_Provided material_:
========================================

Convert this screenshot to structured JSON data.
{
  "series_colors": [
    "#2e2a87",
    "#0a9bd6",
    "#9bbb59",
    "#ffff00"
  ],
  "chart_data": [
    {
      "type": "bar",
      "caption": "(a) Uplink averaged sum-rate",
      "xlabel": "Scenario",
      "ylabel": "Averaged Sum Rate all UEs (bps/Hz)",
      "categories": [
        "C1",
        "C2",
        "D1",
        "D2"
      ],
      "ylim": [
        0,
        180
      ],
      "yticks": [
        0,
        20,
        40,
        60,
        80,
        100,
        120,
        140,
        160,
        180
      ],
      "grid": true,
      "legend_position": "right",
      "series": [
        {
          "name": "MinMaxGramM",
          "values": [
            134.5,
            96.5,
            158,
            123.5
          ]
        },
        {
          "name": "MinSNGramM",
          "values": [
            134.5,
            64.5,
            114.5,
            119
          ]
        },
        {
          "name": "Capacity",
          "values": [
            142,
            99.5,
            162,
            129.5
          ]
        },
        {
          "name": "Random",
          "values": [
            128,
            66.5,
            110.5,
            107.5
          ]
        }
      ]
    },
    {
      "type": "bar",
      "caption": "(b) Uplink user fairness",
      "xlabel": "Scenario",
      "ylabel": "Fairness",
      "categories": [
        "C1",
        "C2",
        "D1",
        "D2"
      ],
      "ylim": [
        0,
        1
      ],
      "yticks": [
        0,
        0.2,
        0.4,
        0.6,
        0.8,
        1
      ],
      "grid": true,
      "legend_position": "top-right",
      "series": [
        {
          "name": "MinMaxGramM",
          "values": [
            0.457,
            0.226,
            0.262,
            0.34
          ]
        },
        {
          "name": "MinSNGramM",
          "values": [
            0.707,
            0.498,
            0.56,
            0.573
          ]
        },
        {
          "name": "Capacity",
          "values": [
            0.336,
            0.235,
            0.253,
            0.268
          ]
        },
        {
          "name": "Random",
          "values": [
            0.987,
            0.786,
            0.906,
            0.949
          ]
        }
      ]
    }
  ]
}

========================================

_Task directions_: Exactly reproduce all of the entries above.

_Written solution_:
Convert this screenshot to structured JSON data.
{
  "series_colors": [
    "#2e2a87",
    "#0a9bd6",
    "#9bbb59",
    "#ffff00"
  ],
  "chart_data": [
    {
      "type": "bar",
      "caption": "(a) Uplink averaged sum-rate",
      "xlabel": "Scenario",
      "ylabel": "Averaged Sum Rate all UEs (bps/Hz)",
      "categories": [
        "C1",
        "C2",
        "D1",
        "D2"
      ],
      "ylim": [
        0,
        180
      ],
      "yticks": [
        0,
        20,
        40,
        60,
        80,
        100,
        120,
        140,
        160,
        180
      ],
      "grid": true,
      "legend_position": "right",
      "series": [
        {
          "name": "MinMaxGramM",
          "values": [
            134.5,
            96.5,
            158,
            123.5
          ]
        },
        {
          "name": "MinSNGramM",
          "values": [
            134.5,
            64.5,
            114.5,
            119
          ]
        },
        {
          "name": "Capacity",
          "values": [
            142,
            99.5,
            162,
            129.5
          ]
        },
        {
          "name": "Random",
          "values": [
            128,
            66.5,
            110.5,
            107.5
          ]
        }
      ]
    },
    {
      "type": "bar",
      "caption": "(b) Uplink user fairness",
      "xlabel": "Scenario",
      "ylabel": "Fairness",
      "categories": [
        "C1",
        "C2",
        "D1",
        "D2"
      ],
      "ylim": [
        0,
        1
      ],
      "yticks": [
        0,
        0.2,
        0.4,
        0.6,
        0.8,
        1
      ],
      "grid": true,
      "legend_position": "top-right",
      "series": [
        {
          "name": "MinMaxGramM",
          "values": [
            0.457,
            0.226,
            0.262,
            0.34
          ]
        },
        {
          "name": "MinSNGramM",
          "values": [
            0.707,
            0.498,
            0.56,
            0.573
          ]
        },
        {
          "name": "Capacity",
          "values": [
            0.336,
            0.235,
            0.253,
            0.268
          ]
        },
        {
          "name": "Random",
          "values": [
            0.987,
            0.786,
            0.906,
            0.949
          ]
        }
      ]
    }
  ]
}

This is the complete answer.